Data items

________________________

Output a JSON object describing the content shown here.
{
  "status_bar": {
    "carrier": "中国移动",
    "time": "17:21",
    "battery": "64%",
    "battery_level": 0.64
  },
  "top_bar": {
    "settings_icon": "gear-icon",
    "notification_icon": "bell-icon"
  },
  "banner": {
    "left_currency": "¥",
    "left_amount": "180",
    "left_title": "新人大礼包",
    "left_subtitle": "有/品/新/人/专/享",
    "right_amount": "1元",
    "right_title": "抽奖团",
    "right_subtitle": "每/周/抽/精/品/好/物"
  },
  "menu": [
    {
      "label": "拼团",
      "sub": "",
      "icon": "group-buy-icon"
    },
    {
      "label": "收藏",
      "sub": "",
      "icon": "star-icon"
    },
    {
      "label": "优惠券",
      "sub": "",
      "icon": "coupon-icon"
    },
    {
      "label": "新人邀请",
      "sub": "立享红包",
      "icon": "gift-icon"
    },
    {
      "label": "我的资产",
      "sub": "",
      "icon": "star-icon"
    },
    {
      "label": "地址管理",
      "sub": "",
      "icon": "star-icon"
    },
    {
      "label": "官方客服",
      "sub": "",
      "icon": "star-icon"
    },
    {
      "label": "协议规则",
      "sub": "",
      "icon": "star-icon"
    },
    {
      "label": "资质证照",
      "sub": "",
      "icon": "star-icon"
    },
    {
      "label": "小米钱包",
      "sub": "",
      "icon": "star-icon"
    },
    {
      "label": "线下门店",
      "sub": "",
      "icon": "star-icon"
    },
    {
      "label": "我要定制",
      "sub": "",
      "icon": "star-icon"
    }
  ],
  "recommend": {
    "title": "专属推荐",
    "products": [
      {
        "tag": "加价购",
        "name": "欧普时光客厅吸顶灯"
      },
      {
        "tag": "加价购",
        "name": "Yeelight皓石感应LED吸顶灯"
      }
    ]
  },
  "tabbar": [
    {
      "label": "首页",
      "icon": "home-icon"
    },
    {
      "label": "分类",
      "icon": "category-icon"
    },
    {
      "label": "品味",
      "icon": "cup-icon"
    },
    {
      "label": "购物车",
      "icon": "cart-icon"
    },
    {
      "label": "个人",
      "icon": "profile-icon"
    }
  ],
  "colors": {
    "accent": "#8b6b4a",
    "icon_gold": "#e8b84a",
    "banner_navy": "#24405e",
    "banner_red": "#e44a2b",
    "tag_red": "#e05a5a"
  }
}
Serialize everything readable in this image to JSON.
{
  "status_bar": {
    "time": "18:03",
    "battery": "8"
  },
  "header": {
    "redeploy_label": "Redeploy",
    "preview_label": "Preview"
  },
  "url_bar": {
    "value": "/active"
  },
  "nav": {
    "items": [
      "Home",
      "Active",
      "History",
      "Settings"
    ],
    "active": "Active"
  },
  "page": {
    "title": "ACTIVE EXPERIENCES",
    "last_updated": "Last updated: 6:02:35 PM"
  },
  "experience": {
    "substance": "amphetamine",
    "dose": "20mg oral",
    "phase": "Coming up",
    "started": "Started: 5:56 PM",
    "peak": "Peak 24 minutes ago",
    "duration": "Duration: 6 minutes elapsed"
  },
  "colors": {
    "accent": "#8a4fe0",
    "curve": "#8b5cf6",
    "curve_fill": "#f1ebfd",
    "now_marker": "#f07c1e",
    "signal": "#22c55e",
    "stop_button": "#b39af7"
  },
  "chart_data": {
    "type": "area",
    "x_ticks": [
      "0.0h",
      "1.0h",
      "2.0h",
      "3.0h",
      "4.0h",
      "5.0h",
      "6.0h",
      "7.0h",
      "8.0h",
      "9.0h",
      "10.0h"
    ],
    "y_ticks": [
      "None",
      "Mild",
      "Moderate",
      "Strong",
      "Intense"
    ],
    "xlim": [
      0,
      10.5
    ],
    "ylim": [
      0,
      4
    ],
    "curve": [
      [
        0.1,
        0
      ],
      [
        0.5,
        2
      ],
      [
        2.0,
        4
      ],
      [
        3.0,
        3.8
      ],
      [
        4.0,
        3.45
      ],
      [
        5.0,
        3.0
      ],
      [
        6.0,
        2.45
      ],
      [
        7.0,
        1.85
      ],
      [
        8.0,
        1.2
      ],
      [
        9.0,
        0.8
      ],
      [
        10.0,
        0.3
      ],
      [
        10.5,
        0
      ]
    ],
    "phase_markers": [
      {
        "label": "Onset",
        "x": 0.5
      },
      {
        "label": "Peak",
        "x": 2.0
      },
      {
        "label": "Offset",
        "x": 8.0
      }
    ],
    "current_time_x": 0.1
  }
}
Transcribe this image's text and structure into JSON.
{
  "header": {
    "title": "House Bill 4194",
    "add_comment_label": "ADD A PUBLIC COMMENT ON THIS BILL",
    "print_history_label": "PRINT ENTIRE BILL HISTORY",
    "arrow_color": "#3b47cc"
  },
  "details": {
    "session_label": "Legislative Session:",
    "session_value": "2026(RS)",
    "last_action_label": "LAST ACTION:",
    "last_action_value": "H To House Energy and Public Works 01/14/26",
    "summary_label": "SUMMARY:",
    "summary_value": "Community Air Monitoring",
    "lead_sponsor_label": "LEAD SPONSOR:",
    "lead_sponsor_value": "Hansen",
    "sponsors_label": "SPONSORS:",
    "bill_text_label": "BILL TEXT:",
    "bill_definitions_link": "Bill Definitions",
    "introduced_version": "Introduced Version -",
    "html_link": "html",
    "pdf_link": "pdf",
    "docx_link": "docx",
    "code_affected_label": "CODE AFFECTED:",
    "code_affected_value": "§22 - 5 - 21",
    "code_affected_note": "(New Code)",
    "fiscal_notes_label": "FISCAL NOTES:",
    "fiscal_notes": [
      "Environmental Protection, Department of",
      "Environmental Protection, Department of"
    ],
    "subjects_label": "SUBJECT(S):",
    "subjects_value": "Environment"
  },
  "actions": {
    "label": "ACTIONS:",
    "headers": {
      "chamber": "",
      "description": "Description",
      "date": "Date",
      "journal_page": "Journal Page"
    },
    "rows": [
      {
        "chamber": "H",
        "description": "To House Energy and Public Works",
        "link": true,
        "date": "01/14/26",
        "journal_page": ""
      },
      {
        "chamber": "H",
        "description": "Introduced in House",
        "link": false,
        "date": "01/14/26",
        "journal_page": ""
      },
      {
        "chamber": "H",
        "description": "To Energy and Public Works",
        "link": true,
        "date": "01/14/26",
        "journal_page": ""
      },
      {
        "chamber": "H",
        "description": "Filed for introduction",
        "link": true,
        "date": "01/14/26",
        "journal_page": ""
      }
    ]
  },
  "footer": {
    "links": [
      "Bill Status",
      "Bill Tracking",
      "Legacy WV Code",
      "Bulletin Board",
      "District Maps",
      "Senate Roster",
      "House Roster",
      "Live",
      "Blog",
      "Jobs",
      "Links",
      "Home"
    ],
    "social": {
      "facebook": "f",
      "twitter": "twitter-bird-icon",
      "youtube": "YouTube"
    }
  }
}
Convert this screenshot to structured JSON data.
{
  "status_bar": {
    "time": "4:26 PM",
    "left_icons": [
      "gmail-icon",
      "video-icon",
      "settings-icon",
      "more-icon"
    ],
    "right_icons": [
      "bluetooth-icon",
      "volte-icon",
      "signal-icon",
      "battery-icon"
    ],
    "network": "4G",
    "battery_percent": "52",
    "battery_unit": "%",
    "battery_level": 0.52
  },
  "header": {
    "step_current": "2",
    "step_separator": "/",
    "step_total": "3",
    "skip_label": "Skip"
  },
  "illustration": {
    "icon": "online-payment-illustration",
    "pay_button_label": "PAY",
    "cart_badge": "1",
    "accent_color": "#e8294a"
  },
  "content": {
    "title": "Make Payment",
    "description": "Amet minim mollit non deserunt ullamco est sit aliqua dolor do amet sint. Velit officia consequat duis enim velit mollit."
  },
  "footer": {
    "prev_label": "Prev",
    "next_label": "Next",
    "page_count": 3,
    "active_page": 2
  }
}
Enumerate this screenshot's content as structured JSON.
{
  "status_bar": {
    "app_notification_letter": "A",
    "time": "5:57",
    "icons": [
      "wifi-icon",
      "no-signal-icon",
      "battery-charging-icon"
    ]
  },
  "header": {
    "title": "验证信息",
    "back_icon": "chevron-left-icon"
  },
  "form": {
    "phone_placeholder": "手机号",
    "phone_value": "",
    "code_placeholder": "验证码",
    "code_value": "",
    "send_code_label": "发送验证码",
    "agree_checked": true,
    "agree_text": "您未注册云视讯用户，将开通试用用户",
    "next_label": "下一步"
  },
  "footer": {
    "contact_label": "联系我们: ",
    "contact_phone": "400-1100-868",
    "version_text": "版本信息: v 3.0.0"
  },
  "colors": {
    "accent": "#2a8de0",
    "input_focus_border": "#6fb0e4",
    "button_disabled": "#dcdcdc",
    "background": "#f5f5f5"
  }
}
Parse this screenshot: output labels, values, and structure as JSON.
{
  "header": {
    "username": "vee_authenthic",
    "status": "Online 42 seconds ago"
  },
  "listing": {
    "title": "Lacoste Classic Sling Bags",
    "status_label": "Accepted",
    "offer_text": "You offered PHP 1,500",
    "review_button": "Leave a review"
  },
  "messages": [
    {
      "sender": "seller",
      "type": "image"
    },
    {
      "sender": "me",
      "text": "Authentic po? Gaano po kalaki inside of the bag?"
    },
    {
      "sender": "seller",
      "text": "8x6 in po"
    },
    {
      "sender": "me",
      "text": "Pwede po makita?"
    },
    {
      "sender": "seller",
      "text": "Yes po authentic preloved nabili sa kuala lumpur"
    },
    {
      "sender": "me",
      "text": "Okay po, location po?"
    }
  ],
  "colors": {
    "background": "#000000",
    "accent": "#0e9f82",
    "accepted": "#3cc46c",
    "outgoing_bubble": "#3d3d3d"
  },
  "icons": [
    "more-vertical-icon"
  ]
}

________________________

What the task requires. Which lines include the word "background"? List them all.

Task response.
    "background": "#f5f5f5"
    "background": "#000000",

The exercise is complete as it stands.